SET PROBLEM: Report back each line of the records that contains the string "Effects".

INPUT:
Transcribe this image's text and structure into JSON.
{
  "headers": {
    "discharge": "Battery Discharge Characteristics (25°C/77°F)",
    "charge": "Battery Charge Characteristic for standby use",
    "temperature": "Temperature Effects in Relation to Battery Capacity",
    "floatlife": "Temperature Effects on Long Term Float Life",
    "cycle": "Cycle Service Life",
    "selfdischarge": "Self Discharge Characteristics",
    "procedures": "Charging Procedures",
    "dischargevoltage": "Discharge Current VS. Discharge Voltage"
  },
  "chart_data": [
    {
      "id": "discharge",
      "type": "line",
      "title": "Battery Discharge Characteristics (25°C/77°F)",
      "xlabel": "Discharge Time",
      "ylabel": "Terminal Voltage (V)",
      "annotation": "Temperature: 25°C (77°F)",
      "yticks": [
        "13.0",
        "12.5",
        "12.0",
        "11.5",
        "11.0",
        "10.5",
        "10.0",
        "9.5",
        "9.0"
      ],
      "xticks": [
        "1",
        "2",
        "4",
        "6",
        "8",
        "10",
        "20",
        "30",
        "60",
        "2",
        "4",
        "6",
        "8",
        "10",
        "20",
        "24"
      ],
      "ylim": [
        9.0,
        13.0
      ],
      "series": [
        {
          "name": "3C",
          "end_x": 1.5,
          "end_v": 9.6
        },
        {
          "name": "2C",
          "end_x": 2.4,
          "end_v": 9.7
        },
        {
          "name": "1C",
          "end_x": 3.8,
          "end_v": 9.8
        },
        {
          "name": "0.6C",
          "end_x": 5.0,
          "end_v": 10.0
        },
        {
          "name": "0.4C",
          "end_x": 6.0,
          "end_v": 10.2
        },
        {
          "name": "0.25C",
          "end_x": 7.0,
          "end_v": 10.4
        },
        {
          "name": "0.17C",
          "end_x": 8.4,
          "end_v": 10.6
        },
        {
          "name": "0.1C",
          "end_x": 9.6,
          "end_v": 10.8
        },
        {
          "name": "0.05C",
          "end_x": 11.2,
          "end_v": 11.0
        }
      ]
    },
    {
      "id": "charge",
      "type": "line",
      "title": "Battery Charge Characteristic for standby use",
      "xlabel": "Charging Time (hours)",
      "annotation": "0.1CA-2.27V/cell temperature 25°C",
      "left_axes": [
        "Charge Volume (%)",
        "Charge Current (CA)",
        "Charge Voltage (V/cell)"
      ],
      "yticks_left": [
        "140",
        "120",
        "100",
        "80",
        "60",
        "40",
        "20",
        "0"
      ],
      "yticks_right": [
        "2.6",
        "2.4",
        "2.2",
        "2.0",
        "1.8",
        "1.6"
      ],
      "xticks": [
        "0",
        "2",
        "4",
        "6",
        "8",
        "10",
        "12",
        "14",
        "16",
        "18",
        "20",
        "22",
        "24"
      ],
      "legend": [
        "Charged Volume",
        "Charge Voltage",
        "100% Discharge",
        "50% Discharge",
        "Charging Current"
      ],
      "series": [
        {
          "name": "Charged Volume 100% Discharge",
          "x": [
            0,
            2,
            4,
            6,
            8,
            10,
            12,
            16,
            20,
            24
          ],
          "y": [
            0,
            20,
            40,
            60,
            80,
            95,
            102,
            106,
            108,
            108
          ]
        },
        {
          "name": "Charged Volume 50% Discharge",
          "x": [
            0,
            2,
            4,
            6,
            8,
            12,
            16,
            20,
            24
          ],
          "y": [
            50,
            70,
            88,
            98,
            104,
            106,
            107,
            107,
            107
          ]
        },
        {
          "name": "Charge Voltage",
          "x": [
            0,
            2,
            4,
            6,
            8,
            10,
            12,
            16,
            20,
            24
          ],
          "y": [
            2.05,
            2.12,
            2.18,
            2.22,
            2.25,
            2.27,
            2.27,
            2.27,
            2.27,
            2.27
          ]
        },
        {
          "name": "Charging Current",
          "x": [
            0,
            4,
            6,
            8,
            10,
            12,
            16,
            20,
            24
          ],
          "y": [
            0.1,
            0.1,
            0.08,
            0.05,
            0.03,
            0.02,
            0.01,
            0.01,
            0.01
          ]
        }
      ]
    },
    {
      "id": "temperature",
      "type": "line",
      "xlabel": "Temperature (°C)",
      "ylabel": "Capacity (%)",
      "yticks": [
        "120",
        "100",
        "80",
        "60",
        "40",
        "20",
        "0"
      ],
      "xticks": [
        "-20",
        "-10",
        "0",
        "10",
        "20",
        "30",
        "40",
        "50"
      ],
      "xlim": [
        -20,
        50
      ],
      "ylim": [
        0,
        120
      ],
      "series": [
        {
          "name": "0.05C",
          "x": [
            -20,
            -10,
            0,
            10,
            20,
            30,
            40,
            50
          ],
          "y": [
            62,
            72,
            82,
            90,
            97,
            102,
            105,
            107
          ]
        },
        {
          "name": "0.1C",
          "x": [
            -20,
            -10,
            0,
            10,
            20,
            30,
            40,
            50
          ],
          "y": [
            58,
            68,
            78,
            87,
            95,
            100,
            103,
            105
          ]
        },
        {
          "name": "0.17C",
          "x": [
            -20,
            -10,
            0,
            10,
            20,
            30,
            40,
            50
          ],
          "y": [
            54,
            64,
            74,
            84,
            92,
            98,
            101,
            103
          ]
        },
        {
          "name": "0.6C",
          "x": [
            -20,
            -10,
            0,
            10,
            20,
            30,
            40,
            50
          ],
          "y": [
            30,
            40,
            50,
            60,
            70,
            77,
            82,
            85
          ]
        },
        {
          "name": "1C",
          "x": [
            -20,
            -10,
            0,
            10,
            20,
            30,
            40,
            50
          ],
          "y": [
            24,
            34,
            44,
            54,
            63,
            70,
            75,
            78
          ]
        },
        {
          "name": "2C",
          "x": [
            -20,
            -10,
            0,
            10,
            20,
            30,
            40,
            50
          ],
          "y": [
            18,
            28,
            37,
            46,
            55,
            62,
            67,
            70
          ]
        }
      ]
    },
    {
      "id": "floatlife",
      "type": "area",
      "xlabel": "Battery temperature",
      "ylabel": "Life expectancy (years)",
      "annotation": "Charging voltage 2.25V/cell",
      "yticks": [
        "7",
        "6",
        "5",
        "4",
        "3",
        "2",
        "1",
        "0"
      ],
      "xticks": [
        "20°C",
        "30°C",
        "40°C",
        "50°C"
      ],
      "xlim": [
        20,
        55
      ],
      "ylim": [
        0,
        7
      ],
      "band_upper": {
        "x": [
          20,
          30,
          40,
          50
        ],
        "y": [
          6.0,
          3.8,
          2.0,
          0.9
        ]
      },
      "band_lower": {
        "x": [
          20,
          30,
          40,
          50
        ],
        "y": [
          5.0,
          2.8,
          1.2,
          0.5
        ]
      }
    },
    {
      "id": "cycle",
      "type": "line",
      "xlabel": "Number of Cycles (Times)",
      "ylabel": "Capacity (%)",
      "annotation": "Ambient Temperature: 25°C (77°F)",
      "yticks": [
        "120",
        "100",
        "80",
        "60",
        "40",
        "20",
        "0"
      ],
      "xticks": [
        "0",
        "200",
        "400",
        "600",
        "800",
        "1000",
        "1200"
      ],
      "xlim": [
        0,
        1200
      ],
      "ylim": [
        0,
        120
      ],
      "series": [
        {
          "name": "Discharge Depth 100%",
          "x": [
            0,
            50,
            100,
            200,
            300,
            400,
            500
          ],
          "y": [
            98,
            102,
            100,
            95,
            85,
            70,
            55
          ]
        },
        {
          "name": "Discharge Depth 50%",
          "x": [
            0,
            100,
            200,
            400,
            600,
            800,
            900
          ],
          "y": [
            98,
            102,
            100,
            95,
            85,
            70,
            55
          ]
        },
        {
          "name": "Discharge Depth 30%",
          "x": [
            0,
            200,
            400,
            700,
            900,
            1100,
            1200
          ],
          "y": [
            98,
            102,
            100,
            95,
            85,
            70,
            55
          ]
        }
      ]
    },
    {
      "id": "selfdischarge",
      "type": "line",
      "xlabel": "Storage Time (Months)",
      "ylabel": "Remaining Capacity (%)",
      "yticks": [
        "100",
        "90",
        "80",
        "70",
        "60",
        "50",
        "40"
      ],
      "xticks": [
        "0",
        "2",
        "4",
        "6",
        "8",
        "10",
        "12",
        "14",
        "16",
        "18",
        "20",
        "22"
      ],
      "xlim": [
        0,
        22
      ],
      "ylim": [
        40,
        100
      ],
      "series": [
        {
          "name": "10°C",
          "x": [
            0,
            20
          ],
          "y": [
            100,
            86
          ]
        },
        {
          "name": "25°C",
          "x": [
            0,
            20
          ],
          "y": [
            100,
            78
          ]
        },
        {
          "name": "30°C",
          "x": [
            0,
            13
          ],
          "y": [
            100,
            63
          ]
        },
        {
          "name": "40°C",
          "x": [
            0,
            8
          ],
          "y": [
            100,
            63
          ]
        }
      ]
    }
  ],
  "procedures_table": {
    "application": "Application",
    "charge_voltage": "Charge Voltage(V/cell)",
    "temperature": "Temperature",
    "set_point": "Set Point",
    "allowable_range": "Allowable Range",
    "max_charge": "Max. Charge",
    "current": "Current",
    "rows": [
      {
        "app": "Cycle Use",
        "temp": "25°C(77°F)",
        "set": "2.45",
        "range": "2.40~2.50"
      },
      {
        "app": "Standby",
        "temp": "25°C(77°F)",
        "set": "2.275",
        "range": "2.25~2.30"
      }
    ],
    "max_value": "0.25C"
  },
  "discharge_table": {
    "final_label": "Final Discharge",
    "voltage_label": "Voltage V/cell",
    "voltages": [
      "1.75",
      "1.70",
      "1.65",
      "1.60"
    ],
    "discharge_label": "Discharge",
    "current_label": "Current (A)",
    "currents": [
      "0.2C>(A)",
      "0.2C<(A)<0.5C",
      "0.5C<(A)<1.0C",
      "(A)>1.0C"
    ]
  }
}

EXERCISE SOLUTION:
    "temperature": "Temperature Effects in Relation to Battery Capacity",
    "floatlife": "Temperature Effects on Long Term Float Life",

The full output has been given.